*** SUPPLIED INFORMATION ***

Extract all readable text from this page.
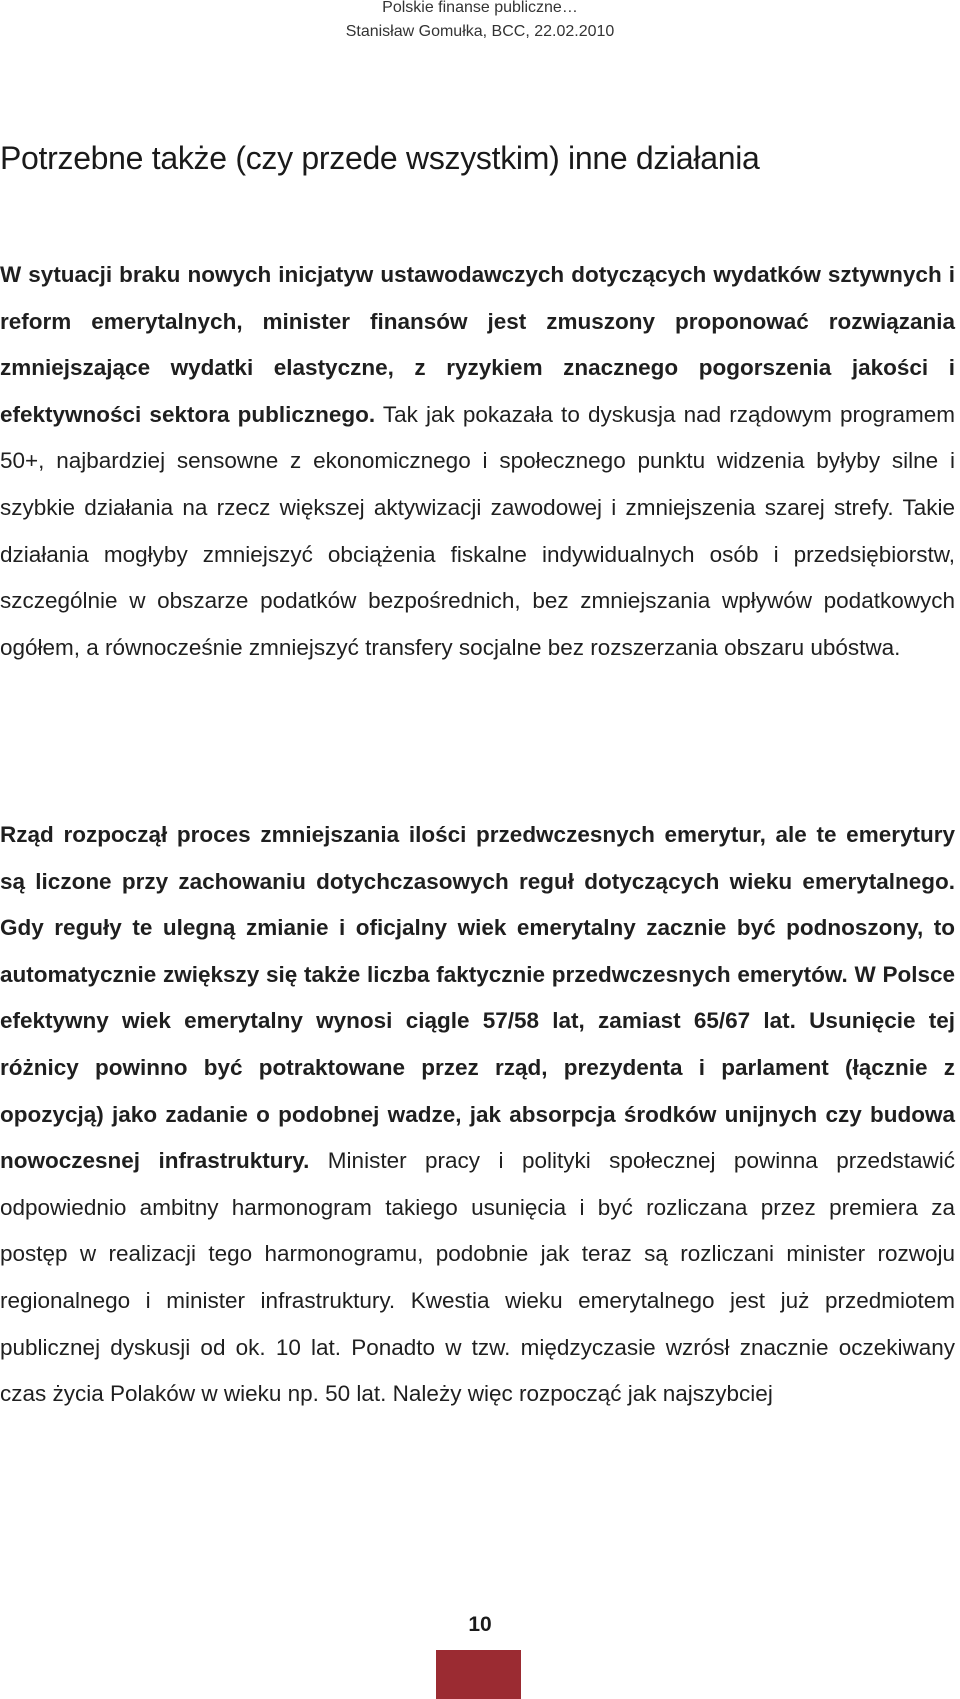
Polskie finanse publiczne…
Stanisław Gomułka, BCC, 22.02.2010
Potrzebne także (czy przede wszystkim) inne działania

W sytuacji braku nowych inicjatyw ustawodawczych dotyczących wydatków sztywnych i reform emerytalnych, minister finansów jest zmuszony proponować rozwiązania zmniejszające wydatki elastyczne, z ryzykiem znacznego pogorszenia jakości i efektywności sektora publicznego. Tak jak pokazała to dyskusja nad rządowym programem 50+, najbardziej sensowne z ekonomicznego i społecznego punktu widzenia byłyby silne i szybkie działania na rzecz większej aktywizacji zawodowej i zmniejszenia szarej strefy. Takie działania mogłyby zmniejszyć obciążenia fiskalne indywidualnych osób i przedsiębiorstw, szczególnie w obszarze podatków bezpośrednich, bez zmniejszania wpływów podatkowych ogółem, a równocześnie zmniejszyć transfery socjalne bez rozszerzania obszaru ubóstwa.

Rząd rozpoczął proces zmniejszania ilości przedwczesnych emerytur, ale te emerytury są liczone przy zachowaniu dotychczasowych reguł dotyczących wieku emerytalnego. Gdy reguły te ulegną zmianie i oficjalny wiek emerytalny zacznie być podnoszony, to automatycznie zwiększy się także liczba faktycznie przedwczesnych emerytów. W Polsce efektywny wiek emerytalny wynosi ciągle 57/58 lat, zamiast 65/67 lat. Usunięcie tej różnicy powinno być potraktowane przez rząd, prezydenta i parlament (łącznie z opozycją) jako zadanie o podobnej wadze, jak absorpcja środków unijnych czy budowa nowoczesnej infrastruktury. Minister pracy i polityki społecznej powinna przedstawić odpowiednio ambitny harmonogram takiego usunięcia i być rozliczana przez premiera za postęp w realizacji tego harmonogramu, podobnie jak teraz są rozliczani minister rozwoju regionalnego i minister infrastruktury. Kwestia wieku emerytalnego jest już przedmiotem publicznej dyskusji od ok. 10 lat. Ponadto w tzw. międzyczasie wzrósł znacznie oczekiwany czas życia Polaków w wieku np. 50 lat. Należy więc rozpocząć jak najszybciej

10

***

Pick out all lines containing the string "działania".

Potrzebne także (czy przede wszystkim) inne działania
W sytuacji braku nowych inicjatyw ustawodawczych dotyczących wydatków sztywnych i reform emerytalnych, minister finansów jest zmuszony proponować rozwiązania zmniejszające wydatki elastyczne, z ryzykiem znacznego pogorszenia jakości i efektywności sektora publicznego. Tak jak pokazała to dyskusja nad rządowym programem 50+, najbardziej sensowne z ekonomicznego i społecznego punktu widzenia byłyby silne i szybkie działania na rzecz większej aktywizacji zawodowej i zmniejszenia szarej strefy. Takie działania mogłyby zmniejszyć obciążenia fiskalne indywidualnych osób i przedsiębiorstw, szczególnie w obszarze podatków bezpośrednich, bez zmniejszania wpływów podatkowych ogółem, a równocześnie zmniejszyć transfery socjalne bez rozszerzania obszaru ubóstwa.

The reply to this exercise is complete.